• [Directive]: Determine which lines of the records include the word "kábelt", and copy them.
## start Data listing
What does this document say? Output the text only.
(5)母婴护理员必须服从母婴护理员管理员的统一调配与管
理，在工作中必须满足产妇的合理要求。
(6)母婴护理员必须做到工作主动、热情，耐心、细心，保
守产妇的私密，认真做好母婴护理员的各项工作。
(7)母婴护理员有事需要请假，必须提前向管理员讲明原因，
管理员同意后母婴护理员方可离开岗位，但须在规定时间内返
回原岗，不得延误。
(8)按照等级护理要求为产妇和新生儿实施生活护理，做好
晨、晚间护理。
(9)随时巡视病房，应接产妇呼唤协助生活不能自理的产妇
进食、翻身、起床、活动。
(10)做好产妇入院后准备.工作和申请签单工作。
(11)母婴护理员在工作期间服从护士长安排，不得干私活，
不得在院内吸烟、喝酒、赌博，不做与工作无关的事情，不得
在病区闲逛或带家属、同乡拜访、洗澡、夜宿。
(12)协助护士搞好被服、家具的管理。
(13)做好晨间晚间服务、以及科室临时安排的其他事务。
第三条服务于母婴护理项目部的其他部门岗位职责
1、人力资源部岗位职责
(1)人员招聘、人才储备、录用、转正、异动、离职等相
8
## end Data listing
## start Data listing
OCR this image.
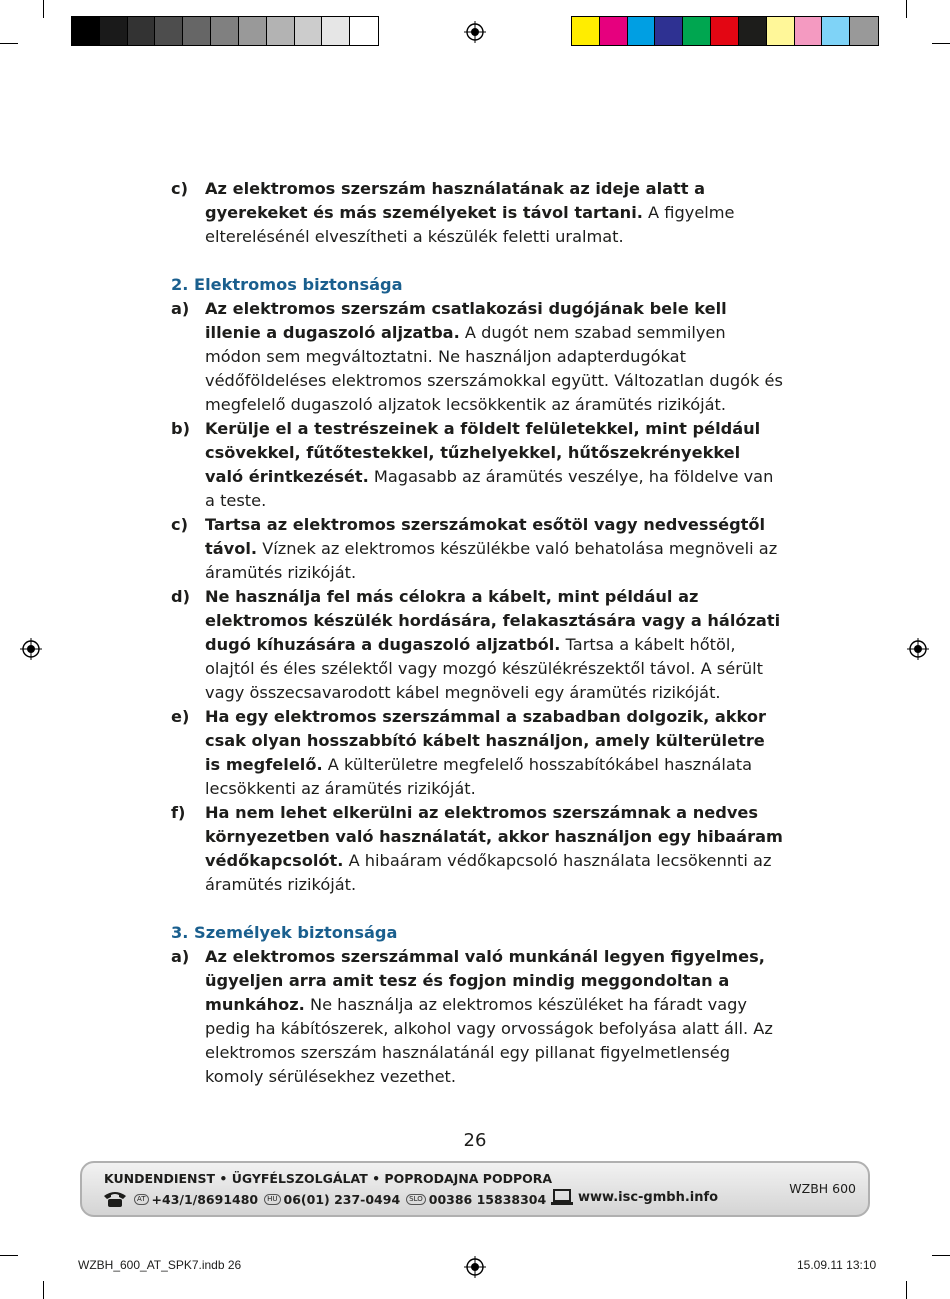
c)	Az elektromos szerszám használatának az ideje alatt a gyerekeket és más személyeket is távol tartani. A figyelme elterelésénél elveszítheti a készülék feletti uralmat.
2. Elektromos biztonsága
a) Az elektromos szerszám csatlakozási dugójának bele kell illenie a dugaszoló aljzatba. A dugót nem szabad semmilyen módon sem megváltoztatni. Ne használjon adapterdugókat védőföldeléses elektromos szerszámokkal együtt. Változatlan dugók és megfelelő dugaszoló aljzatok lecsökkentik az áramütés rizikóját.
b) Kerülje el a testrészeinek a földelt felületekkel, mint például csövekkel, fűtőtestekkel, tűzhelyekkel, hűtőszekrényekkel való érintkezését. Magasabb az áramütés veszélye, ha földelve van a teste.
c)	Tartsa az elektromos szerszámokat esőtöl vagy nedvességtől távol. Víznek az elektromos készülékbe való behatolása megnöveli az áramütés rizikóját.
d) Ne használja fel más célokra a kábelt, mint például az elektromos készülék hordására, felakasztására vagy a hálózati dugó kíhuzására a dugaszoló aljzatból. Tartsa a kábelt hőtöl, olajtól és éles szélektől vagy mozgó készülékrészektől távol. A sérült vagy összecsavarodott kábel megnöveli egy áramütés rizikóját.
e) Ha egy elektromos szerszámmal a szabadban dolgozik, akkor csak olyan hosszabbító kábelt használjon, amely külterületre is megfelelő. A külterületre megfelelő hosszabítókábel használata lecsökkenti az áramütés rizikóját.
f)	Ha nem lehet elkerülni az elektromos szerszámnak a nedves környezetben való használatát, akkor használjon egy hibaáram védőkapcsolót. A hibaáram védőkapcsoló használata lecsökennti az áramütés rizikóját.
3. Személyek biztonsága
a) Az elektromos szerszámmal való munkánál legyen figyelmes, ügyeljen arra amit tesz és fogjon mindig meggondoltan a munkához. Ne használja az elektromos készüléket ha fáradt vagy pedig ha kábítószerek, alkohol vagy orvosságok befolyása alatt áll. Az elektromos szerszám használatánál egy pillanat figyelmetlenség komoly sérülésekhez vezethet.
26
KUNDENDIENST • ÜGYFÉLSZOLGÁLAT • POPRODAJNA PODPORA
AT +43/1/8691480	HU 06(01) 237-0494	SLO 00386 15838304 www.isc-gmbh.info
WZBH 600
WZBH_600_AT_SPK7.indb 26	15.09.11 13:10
## end Data listing
• [Expected answer]:
d) Ne használja fel más célokra a kábelt, mint például az elektromos készülék hordására, felakasztására vagy a hálózati dugó kíhuzására a dugaszoló aljzatból. Tartsa a kábelt hőtöl, olajtól és éles szélektől vagy mozgó készülékrészektől távol. A sérült vagy összecsavarodott kábel megnöveli egy áramütés rizikóját.
e) Ha egy elektromos szerszámmal a szabadban dolgozik, akkor csak olyan hosszabbító kábelt használjon, amely külterületre is megfelelő. A külterületre megfelelő hosszabítókábel használata lecsökkenti az áramütés rizikóját.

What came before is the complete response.